Dataset excerpts.
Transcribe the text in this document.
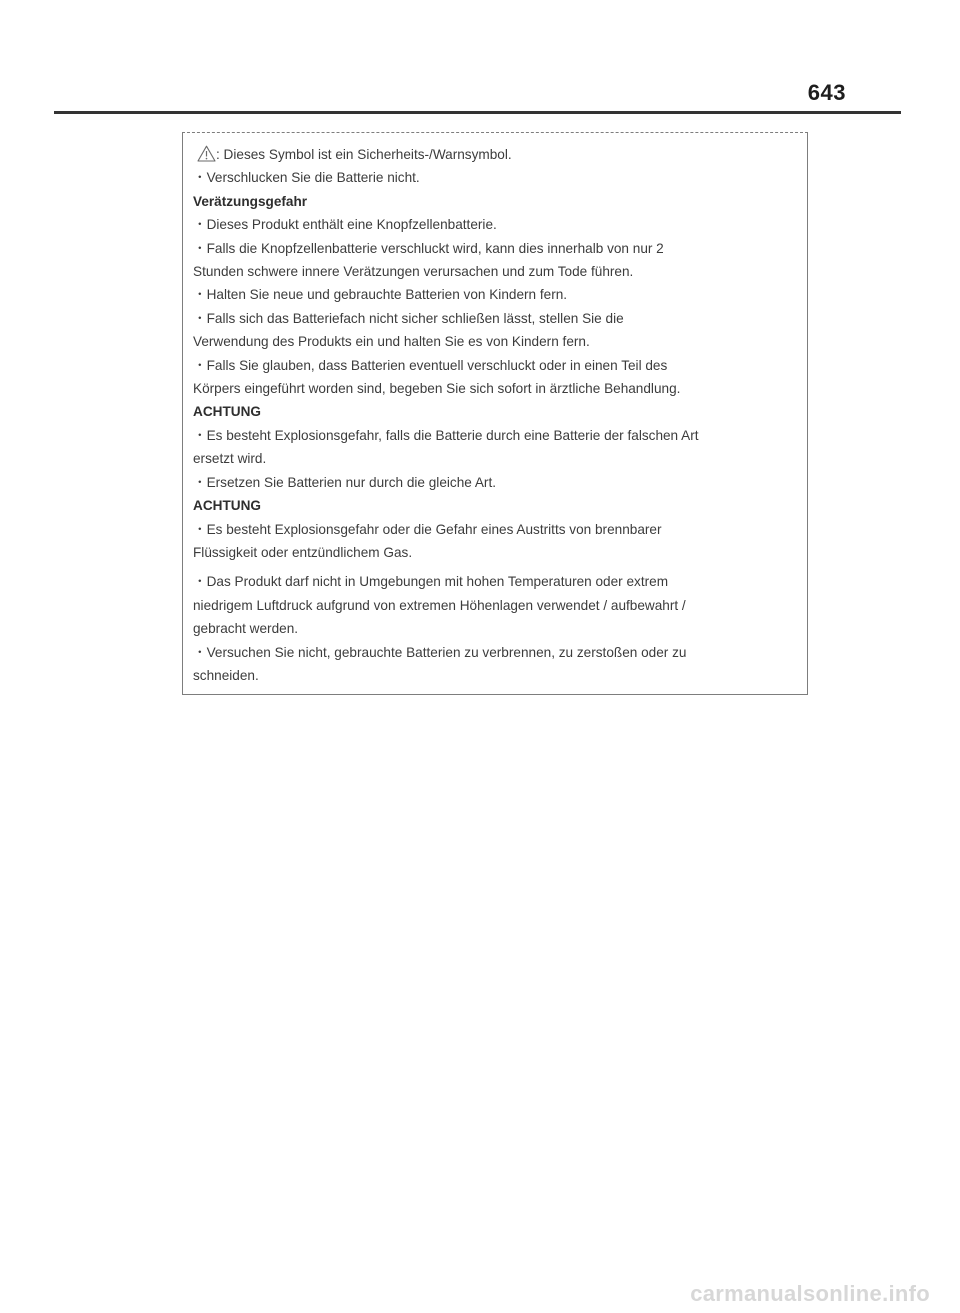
643
: Dieses Symbol ist ein Sicherheits-/Warnsymbol.
・Verschlucken Sie die Batterie nicht.
Verätzungsgefahr
・Dieses Produkt enthält eine Knopfzellenbatterie.
・Falls die Knopfzellenbatterie verschluckt wird, kann dies innerhalb von nur 2
Stunden schwere innere Verätzungen verursachen und zum Tode führen.
・Halten Sie neue und gebrauchte Batterien von Kindern fern.
・Falls sich das Batteriefach nicht sicher schließen lässt, stellen Sie die
Verwendung des Produkts ein und halten Sie es von Kindern fern.
・Falls Sie glauben, dass Batterien eventuell verschluckt oder in einen Teil des
Körpers eingeführt worden sind, begeben Sie sich sofort in ärztliche Behandlung.
ACHTUNG
・Es besteht Explosionsgefahr, falls die Batterie durch eine Batterie der falschen Art
ersetzt wird.
・Ersetzen Sie Batterien nur durch die gleiche Art.
ACHTUNG
・Es besteht Explosionsgefahr oder die Gefahr eines Austritts von brennbarer
Flüssigkeit oder entzündlichem Gas.
・Das Produkt darf nicht in Umgebungen mit hohen Temperaturen oder extrem
niedrigem Luftdruck aufgrund von extremen Höhenlagen verwendet / aufbewahrt /
gebracht werden.
・Versuchen Sie nicht, gebrauchte Batterien zu verbrennen, zu zerstoßen oder zu
schneiden.
carmanualsonline.info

Stated problem. Repeat all of the entries word for word, but omit the pictures.

Result of this task.
Transcribe the text in this document.
643
: Dieses Symbol ist ein Sicherheits-/Warnsymbol.
・Verschlucken Sie die Batterie nicht.
Verätzungsgefahr
・Dieses Produkt enthält eine Knopfzellenbatterie.
・Falls die Knopfzellenbatterie verschluckt wird, kann dies innerhalb von nur 2
Stunden schwere innere Verätzungen verursachen und zum Tode führen.
・Halten Sie neue und gebrauchte Batterien von Kindern fern.
・Falls sich das Batteriefach nicht sicher schließen lässt, stellen Sie die
Verwendung des Produkts ein und halten Sie es von Kindern fern.
・Falls Sie glauben, dass Batterien eventuell verschluckt oder in einen Teil des
Körpers eingeführt worden sind, begeben Sie sich sofort in ärztliche Behandlung.
ACHTUNG
・Es besteht Explosionsgefahr, falls die Batterie durch eine Batterie der falschen Art
ersetzt wird.
・Ersetzen Sie Batterien nur durch die gleiche Art.
ACHTUNG
・Es besteht Explosionsgefahr oder die Gefahr eines Austritts von brennbarer
Flüssigkeit oder entzündlichem Gas.
・Das Produkt darf nicht in Umgebungen mit hohen Temperaturen oder extrem
niedrigem Luftdruck aufgrund von extremen Höhenlagen verwendet / aufbewahrt /
gebracht werden.
・Versuchen Sie nicht, gebrauchte Batterien zu verbrennen, zu zerstoßen oder zu
schneiden.
carmanualsonline.info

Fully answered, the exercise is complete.